--- Begin Records to use ---

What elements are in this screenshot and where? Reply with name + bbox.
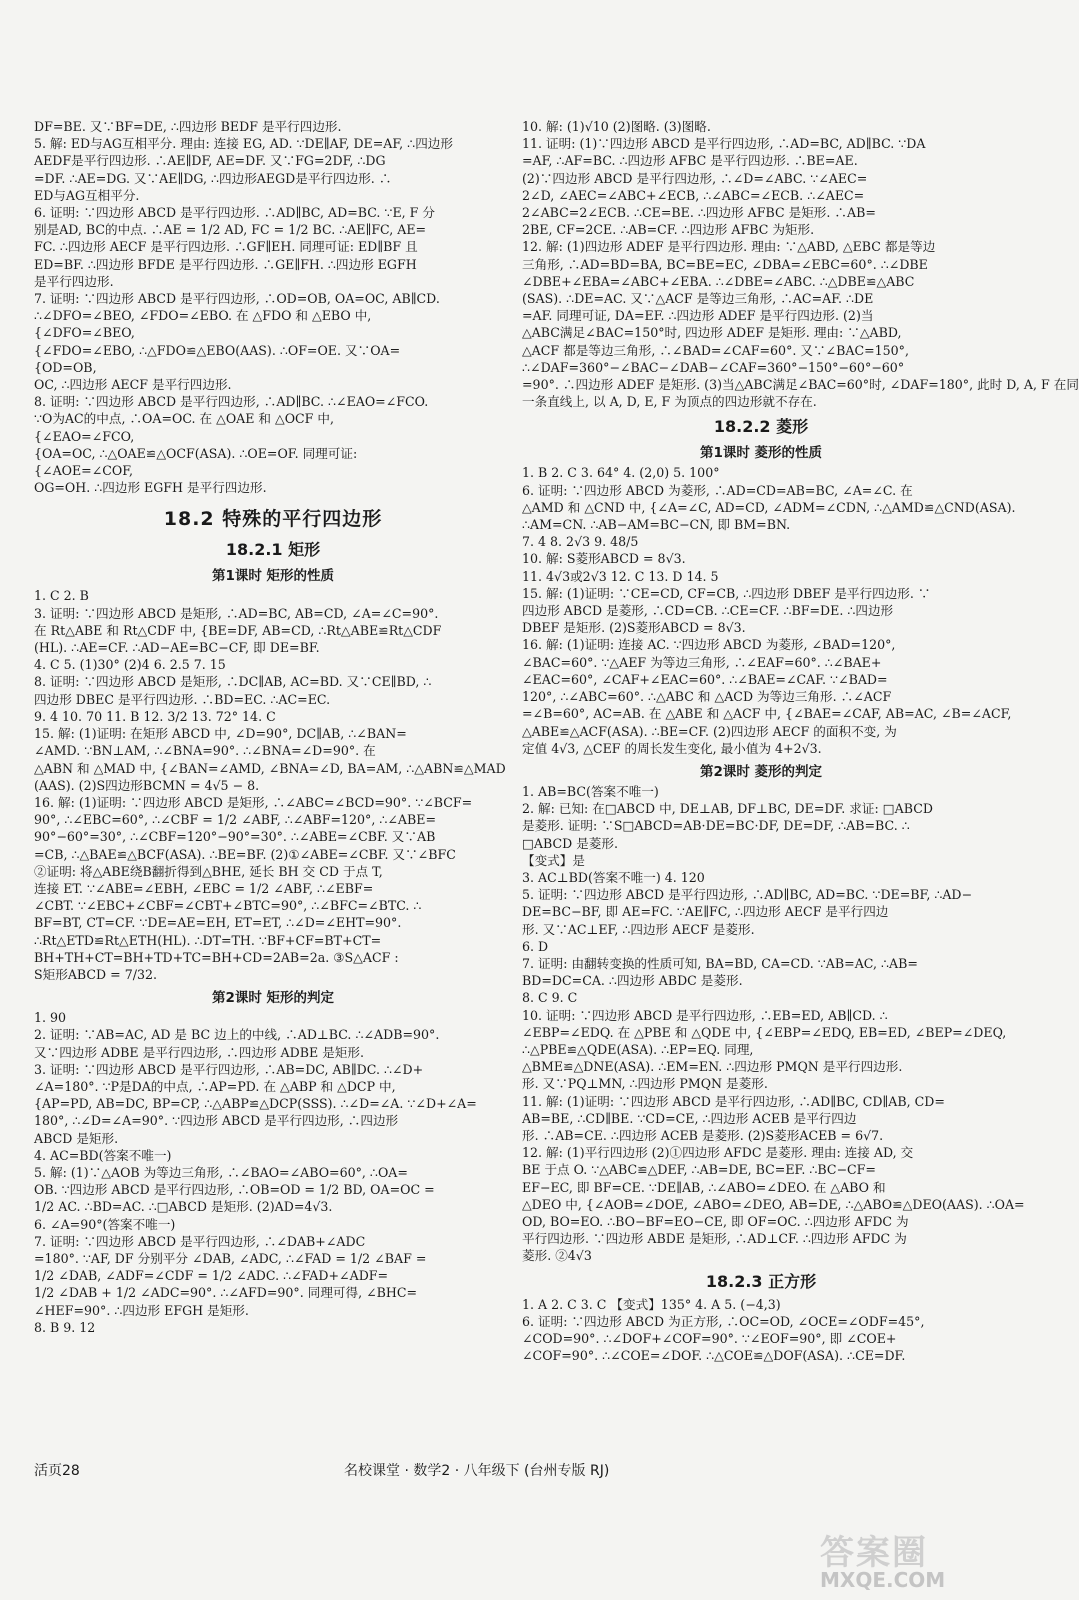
answer-line: AB=BE, ∴CD∥BE. ∵CD=CE, ∴四边形 ACEB 是平行四边 (522, 1110, 857, 1126)
answer-line: △ABN 和 △MAD 中, {∠BAN=∠AMD, ∠BNA=∠D, BA=AM, ∴△ABN≌△MAD (34, 760, 506, 776)
answer-line: 180°, ∴∠D=∠A=90°. ∵四边形 ABCD 是平行四边形, ∴四边形 (34, 1113, 399, 1129)
answer-line: ∴∠DFO=∠BEO, ∠FDO=∠EBO. 在 △FDO 和 △EBO 中, (34, 308, 372, 324)
answer-line: 7. 证明: ∵四边形 ABCD 是平行四边形, ∴OD=OB, OA=OC, AB∥CD. (34, 291, 440, 307)
answer-line: 3. AC⊥BD(答案不唯一) 4. 120 (522, 869, 705, 885)
answer-line: (AAS). (2)S四边形BCMN = 4√5 − 8. (34, 777, 260, 793)
answer-line: 四边形 ABCD 是菱形, ∴CD=CB. ∴CE=CF. ∴BF=DE. ∴四边形 (522, 603, 894, 619)
answer-line: 8. 证明: ∵四边形 ABCD 是平行四边形, ∴AD∥BC. ∴∠EAO=∠FCO. (34, 394, 429, 410)
answer-line: (SAS). ∴DE=AC. 又∵△ACF 是等边三角形, ∴AC=AF. ∴DE (522, 291, 874, 307)
answer-line: {∠DFO=∠BEO, (34, 325, 135, 341)
answer-line: =180°. ∵AF, DF 分别平分 ∠DAB, ∠ADC, ∴∠FAD = 1/2 ∠BAF = (34, 1250, 427, 1266)
answer-line: 是平行四边形. (34, 273, 114, 289)
answer-line: 3. 证明: ∵四边形 ABCD 是矩形, ∴AD=BC, AB=CD, ∠A=∠C=90°. (34, 605, 439, 621)
answer-line: 9. 4 10. 70 11. B 12. 3/2 13. 72° 14. C (34, 708, 276, 724)
answer-line: 1. 90 (34, 1010, 67, 1026)
answer-line: 1/2 ∠DAB, ∠ADF=∠CDF = 1/2 ∠ADC. ∴∠FAD+∠ADF= (34, 1268, 389, 1284)
answer-line: 一条直线上, 以 A, D, E, F 为顶点的四边形就不存在. (522, 394, 817, 410)
answer-line: ∠BAC=60°. ∵△AEF 为等边三角形, ∴∠EAF=60°. ∴∠BAE+ (522, 654, 882, 670)
answer-line: 形. 又∵AC⊥EF, ∴四边形 AECF 是菱形. (522, 921, 755, 937)
answer-line: BF=BT, CT=CF. ∵DE=AE=EH, ET=ET, ∴∠D=∠EHT=90°. (34, 915, 402, 931)
answer-line: △ABC满足∠BAC=150°时, 四边形 ADEF 是矩形. 理由: ∵△ABD, (522, 325, 902, 341)
answer-line: 1. B 2. C 3. 64° 4. (2,0) 5. 100° (522, 465, 720, 481)
answer-line: 6. 证明: ∵四边形 ABCD 是平行四边形. ∴AD∥BC, AD=BC. ∵E, F 分 (34, 205, 435, 221)
answer-line: ∴AM=CN. ∴AB−AM=BC−CN, 即 BM=BN. (522, 517, 791, 533)
answer-line: DBEF 是矩形. (2)S菱形ABCD = 8√3. (522, 620, 746, 636)
answer-line: 形. ∴AB=CE. ∴四边形 ACEB 是菱形. (2)S菱形ACEB = 6√7. (522, 1127, 884, 1143)
answer-line: 1. AB=BC(答案不唯一) (522, 783, 659, 799)
answer-line: △ACF 都是等边三角形, ∴∠BAD=∠CAF=60°. 又∵∠BAC=150°, (522, 342, 909, 358)
watermark-logo (820, 1525, 980, 1592)
answer-line: OB. ∵四边形 ABCD 是平行四边形, ∴OB=OD = 1/2 BD, OA=OC = (34, 1182, 435, 1198)
answer-line: 10. 解: S菱形ABCD = 8√3. (522, 551, 686, 567)
answer-line: =∠B=60°, AC=AB. 在 △ABE 和 △ACF 中, {∠BAE=∠CAF, AB=AC, ∠B=∠ACF, (522, 706, 1012, 722)
answer-line: △BME≌△DNE(ASA). ∴EM=EN. ∴四边形 PMQN 是平行四边形. (522, 1059, 903, 1075)
answer-line: 四边形 DBEC 是平行四边形. ∴BD=EC. ∴AC=EC. (34, 691, 331, 707)
answer-line: {∠AOE=∠COF, (34, 463, 134, 479)
lesson-heading: 第1课时 菱形的性质 (699, 445, 823, 462)
page-number: 活页28 (34, 1463, 80, 1479)
answer-line: OG=OH. ∴四边形 EGFH 是平行四边形. (34, 480, 267, 496)
answer-line: (HL). ∴AE=CF. ∴AD−AE=BC−CF, 即 DE=BF. (34, 640, 320, 656)
answer-line: 11. 证明: (1)∵四边形 ABCD 是平行四边形, ∴AD=BC, AD∥BC. ∵DA (522, 136, 926, 152)
answer-line: ∴△PBE≌△QDE(ASA). ∴EP=EQ. 同理, (522, 1041, 754, 1057)
answer-line: {∠FDO=∠EBO, ∴△FDO≌△EBO(AAS). ∴OF=OE. 又∵OA= (34, 342, 401, 358)
answer-line: 2. 解: 已知: 在□ABCD 中, DE⊥AB, DF⊥BC, DE=DF. 求证: □ABCD (522, 801, 933, 817)
answer-line: 2BE, CF=2CE. ∴AB=CF. ∴四边形 AFBC 为矩形. (522, 222, 815, 238)
subsection-heading: 18.2.2 菱形 (713, 417, 809, 437)
answer-line: ∠COD=90°. ∴∠DOF+∠COF=90°. ∵∠EOF=90°, 即 ∠COE+ (522, 1331, 897, 1346)
answer-line: ED与AG互相平分. (34, 187, 140, 203)
lesson-heading: 第1课时 矩形的性质 (211, 568, 335, 585)
answer-line: 7. 4 8. 2√3 9. 48/5 (522, 534, 639, 550)
answer-line: 90°, ∴∠EBC=60°, ∴∠CBF = 1/2 ∠ABF, ∴∠ABF=120°, ∴∠ABE= (34, 812, 437, 828)
book-info: 名校课堂 · 数学2 · 八年级下 (台州专版 RJ) (344, 1463, 610, 1479)
answer-line: 4. AC=BD(答案不唯一) (34, 1147, 172, 1163)
answer-line: △DEO 中, {∠AOB=∠DOE, ∠ABO=∠DEO, AB=DE, ∴△ABO≌△DEO(AAS). ∴OA= (522, 1196, 1025, 1212)
answer-line: ∠A=180°. ∵P是DA的中点, ∴AP=PD. 在 △ABP 和 △DCP 中, (34, 1078, 396, 1094)
answer-line: EF−EC, 即 BF=CE. ∵DE∥AB, ∴∠ABO=∠DEO. 在 △ABO 和 (522, 1179, 886, 1195)
watermark-title: 答案圈 (820, 1533, 928, 1573)
answer-line: 5. 解: ED与AG互相平分. 理由: 连接 EG, AD. ∵DE∥AF, DE=AF, ∴四边形 (34, 136, 453, 152)
answer-line: 2∠ABC=2∠ECB. ∴CE=BE. ∴四边形 AFBC 是矩形. ∴AB= (522, 205, 876, 221)
answer-line: OC, ∴四边形 AECF 是平行四边形. (34, 377, 232, 393)
answer-line: 形. 又∵PQ⊥MN, ∴四边形 PMQN 是菱形. (522, 1076, 768, 1092)
answer-line: ABCD 是矩形. (34, 1130, 119, 1146)
section-heading: 18.2 特殊的平行四边形 (163, 508, 383, 531)
lesson-heading: 第2课时 菱形的判定 (699, 763, 823, 780)
answer-line: 6. 证明: ∵四边形 ABCD 为菱形, ∴AD=CD=AB=BC, ∠A=∠C. 在 (522, 482, 913, 498)
answer-line: =DF. ∴AE=DG. 又∵AE∥DG, ∴四边形AEGD是平行四边形. ∴ (34, 170, 392, 186)
answer-line: 6. D (522, 938, 549, 954)
answer-line: {AP=PD, AB=DC, BP=CP, ∴△ABP≌△DCP(SSS). ∴∠D=∠A. ∵∠D+∠A= (34, 1096, 477, 1112)
answer-line: {OD=OB, (34, 359, 97, 375)
subsection-heading: 18.2.1 矩形 (225, 540, 321, 560)
answer-line: 三角形, ∴AD=BD=BA, BC=BE=EC, ∠DBA=∠EBC=60°. ∴∠DBE (522, 256, 928, 272)
answer-line: 是菱形. 证明: ∵S□ABCD=AB·DE=BC·DF, DE=DF, ∴AB=BC. ∴ (522, 818, 910, 834)
answer-line: ∴∠DAF=360°−∠BAC−∠DAB−∠CAF=360°−150°−60°−60° (522, 359, 905, 375)
answer-line: 11. 4√3或2√3 12. C 13. D 14. 5 (522, 568, 719, 584)
answer-line: 16. 解: (1)证明: ∵四边形 ABCD 是矩形, ∴∠ABC=∠BCD=90°. ∵∠BCF= (34, 794, 473, 810)
answer-line: 90°−60°=30°, ∴∠CBF=120°−90°=30°. ∴∠ABE=∠CBF. 又∵AB (34, 829, 436, 845)
answer-line: 6. ∠A=90°(答案不唯一) (34, 1216, 176, 1232)
answer-line: ∠CBT. ∵∠EBC+∠CBF=∠CBT+∠BTC=90°, ∴∠BFC=∠BTC. ∴ (34, 898, 422, 914)
answer-line: 10. 证明: ∵四边形 ABCD 是平行四边形, ∴EB=ED, AB∥CD. ∴ (522, 1007, 888, 1023)
watermark-url: MXQE.COM (820, 1568, 946, 1592)
answer-line: □ABCD 是菱形. (522, 835, 619, 851)
answer-line: 平行四边形. ∵四边形 ABDE 是矩形, ∴AD⊥CF. ∴四边形 AFDC 为 (522, 1231, 907, 1247)
answer-line: 连接 ET. ∵∠ABE=∠EBH, ∠EBC = 1/2 ∠ABF, ∴∠EBF= (34, 880, 374, 896)
answer-line: 120°, ∴∠ABC=60°. ∴△ABC 和 △ACD 为等边三角形. ∴∠ACF (522, 689, 892, 705)
answer-line: =CB, ∴△BAE≌△BCF(ASA). ∴BE=BF. (2)①∠ABE=∠CBF. 又∵∠BFC (34, 846, 456, 862)
answer-line: 在 Rt△ABE 和 Rt△CDF 中, {BE=DF, AB=CD, ∴Rt△ABE≌Rt△CDF (34, 622, 442, 638)
answer-line: 又∵四边形 ADBE 是平行四边形, ∴四边形 ADBE 是矩形. (34, 1044, 364, 1060)
answer-line: 8. C 9. C (522, 990, 578, 1006)
answer-line: 菱形. ②4√3 (522, 1248, 592, 1264)
answer-line: =90°. ∴四边形 ADEF 是矩形. (3)当△ABC满足∠BAC=60°时, ∠DAF=180°, 此时 D, A, F 在同 (522, 377, 1079, 393)
answer-line: 8. B 9. 12 (34, 1319, 96, 1335)
answer-line: △AMD 和 △CND 中, {∠A=∠C, AD=CD, ∠ADM=∠CDN, ∴△AMD≌△CND(ASA). (522, 499, 1016, 515)
answer-line: ②证明: 将△ABE绕B翻折得到△BHE, 延长 BH 交 CD 于点 T, (34, 863, 383, 879)
answer-line: 7. 证明: 由翻转变换的性质可知, BA=BD, CA=CD. ∵AB=AC, ∴AB= (522, 955, 918, 971)
answer-line: ED=BF. ∴四边形 BFDE 是平行四边形. ∴GE∥FH. ∴四边形 EGFH (34, 256, 417, 272)
answer-line: {∠EAO=∠FCO, (34, 428, 135, 444)
answer-line: ∠DBE+∠EBA=∠ABC+∠EBA. ∴∠DBE=∠ABC. ∴△DBE≌△ABC (522, 273, 915, 289)
answer-line: 1/2 AC. ∴BD=AC. ∴□ABCD 是矩形. (2)AD=4√3. (34, 1199, 333, 1215)
answer-line: 5. 证明: ∵四边形 ABCD 是平行四边形, ∴AD∥BC, AD=BC. ∵DE=BF, ∴AD− (522, 887, 973, 903)
answer-line: 8. 证明: ∵四边形 ABCD 是矩形, ∴DC∥AB, AC=BD. 又∵CE∥BD, ∴ (34, 674, 432, 690)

--- End Records to use ---

## What the exercise asks
Copy out the lines of the records from the one containing "answer-line: AB=BE, ∴CD∥BE." through the one containing "answer-line: 7. 证明: ∵四边形", both included, reproducing each line without any change.

## Right answer
answer-line: AB=BE, ∴CD∥BE. ∵CD=CE, ∴四边形 ACEB 是平行四边 (522, 1110, 857, 1126)
answer-line: △ABN 和 △MAD 中, {∠BAN=∠AMD, ∠BNA=∠D, BA=AM, ∴△ABN≌△MAD (34, 760, 506, 776)
answer-line: 180°, ∴∠D=∠A=90°. ∵四边形 ABCD 是平行四边形, ∴四边形 (34, 1113, 399, 1129)
answer-line: ∴∠DFO=∠BEO, ∠FDO=∠EBO. 在 △FDO 和 △EBO 中, (34, 308, 372, 324)
answer-line: 7. 证明: ∵四边形 ABCD 是平行四边形, ∴OD=OB, OA=OC, AB∥CD. (34, 291, 440, 307)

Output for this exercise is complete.